- WHAT TO PRODUCE -
Repeat every line of the listing below exactly, minus the pictures.

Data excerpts
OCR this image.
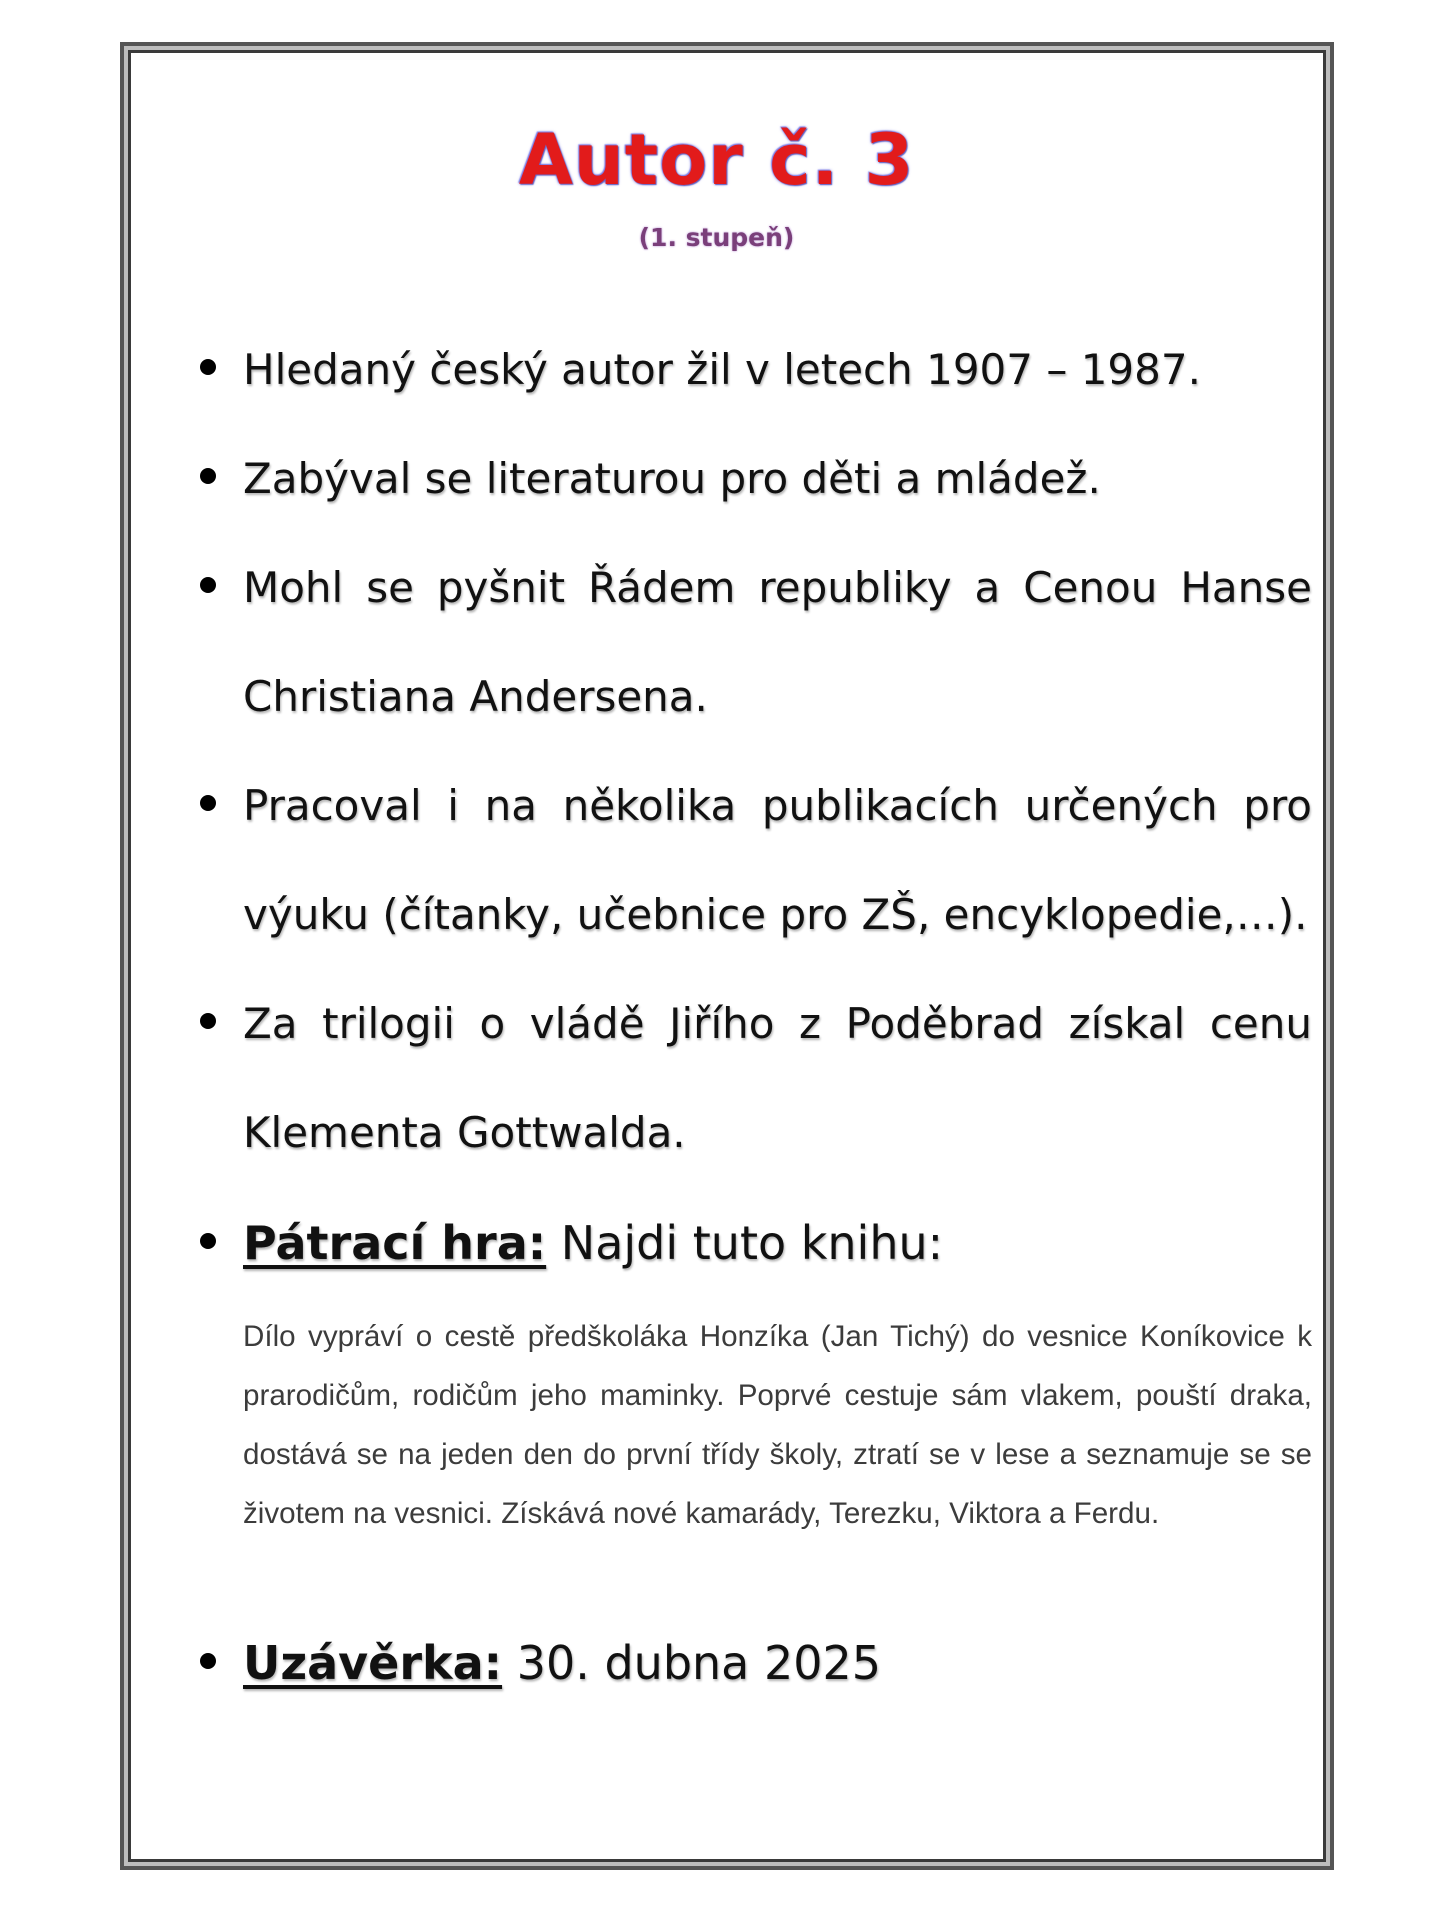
Autor č. 3
(1. stupeň)
Hledaný český autor žil v letech 1907 – 1987.
Zabýval se literaturou pro děti a mládež.
Mohl se pyšnit Řádem republiky a Cenou Hanse Christiana Andersena.
Pracoval i na několika publikacích určených pro výuku (čítanky, učebnice pro ZŠ, encyklopedie,…).
Za trilogii o vládě Jiřího z Poděbrad získal cenu Klementa Gottwalda.
Pátrací hra: Najdi tuto knihu:

Dílo vypráví o cestě předškoláka Honzíka (Jan Tichý) do vesnice Koníkovice k prarodičům, rodičům jeho maminky. Poprvé cestuje sám vlakem, pouští draka, dostává se na jeden den do první třídy školy, ztratí se v lese a seznamuje se se životem na vesnici. Získává nové kamarády, Terezku, Viktora a Ferdu.

Uzávěrka: 30. dubna 2025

- WRITTEN SOLUTION -
OCR this image.
Autor č. 3
(1. stupeň)
Hledaný český autor žil v letech 1907 – 1987.
Zabýval se literaturou pro děti a mládež.
Mohl se pyšnit Řádem republiky a Cenou Hanse Christiana Andersena.
Pracoval i na několika publikacích určených pro výuku (čítanky, učebnice pro ZŠ, encyklopedie,…).
Za trilogii o vládě Jiřího z Poděbrad získal cenu Klementa Gottwalda.
Pátrací hra: Najdi tuto knihu:

Dílo vypráví o cestě předškoláka Honzíka (Jan Tichý) do vesnice Koníkovice k prarodičům, rodičům jeho maminky. Poprvé cestuje sám vlakem, pouští draka, dostává se na jeden den do první třídy školy, ztratí se v lese a seznamuje se se životem na vesnici. Získává nové kamarády, Terezku, Viktora a Ferdu.

Uzávěrka: 30. dubna 2025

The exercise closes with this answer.